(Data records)
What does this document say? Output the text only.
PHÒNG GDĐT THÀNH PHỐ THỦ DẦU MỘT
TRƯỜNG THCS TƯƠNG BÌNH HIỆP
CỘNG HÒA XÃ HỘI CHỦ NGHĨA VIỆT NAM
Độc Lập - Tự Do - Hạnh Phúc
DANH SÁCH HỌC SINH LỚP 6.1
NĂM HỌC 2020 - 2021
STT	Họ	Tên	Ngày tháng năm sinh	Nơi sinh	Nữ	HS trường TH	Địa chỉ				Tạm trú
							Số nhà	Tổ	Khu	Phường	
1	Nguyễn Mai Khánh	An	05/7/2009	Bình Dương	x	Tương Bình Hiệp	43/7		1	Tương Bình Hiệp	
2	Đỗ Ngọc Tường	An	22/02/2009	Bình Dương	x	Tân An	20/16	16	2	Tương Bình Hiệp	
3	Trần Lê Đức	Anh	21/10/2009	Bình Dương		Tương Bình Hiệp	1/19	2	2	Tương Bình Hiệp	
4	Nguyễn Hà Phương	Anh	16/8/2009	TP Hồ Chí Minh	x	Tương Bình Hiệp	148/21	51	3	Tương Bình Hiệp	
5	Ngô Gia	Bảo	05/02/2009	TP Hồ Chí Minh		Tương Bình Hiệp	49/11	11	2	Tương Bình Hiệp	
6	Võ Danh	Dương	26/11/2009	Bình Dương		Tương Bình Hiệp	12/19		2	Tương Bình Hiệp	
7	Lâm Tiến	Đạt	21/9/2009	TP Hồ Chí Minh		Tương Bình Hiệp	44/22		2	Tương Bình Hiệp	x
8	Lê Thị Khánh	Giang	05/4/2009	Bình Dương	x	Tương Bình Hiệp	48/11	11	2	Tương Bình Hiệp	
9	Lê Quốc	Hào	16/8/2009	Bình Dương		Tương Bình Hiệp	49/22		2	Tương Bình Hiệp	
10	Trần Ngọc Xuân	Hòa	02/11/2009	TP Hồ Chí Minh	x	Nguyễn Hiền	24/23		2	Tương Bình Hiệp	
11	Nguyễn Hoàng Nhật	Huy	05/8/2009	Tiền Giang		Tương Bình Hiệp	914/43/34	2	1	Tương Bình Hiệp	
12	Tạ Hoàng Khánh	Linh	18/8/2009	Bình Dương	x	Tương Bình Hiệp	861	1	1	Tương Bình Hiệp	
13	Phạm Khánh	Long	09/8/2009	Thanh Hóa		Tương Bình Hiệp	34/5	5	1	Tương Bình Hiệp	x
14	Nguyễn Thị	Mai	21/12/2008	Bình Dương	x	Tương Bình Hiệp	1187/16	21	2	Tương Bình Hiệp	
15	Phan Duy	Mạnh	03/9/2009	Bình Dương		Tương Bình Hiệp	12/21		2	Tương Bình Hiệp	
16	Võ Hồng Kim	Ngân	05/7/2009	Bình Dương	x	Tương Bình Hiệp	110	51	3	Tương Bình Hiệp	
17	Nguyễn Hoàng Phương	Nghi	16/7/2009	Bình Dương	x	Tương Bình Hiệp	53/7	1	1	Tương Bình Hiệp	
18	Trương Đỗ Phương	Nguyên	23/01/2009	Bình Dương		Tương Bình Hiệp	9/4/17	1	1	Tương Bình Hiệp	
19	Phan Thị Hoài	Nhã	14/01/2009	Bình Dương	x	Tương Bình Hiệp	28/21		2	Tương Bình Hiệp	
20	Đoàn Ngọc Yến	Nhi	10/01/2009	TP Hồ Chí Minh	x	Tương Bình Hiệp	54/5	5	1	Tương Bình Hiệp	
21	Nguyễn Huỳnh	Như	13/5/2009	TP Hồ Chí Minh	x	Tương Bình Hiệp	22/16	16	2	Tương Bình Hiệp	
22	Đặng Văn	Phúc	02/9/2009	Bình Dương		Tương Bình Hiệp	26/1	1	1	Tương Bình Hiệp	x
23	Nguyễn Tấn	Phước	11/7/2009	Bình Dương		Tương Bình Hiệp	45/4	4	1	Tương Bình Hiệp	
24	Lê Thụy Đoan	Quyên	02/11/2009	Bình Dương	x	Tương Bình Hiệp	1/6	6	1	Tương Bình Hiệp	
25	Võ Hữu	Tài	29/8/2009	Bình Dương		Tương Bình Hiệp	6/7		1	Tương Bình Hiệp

§ Exercise requirements
Lines that hold "Giang" are the ones to copy; find all of them.

§ Expected answer
8	Lê Thị Khánh	Giang	05/4/2009	Bình Dương	x	Tương Bình Hiệp	48/11	11	2	Tương Bình Hiệp	
11	Nguyễn Hoàng Nhật	Huy	05/8/2009	Tiền Giang		Tương Bình Hiệp	914/43/34	2	1	Tương Bình Hiệp	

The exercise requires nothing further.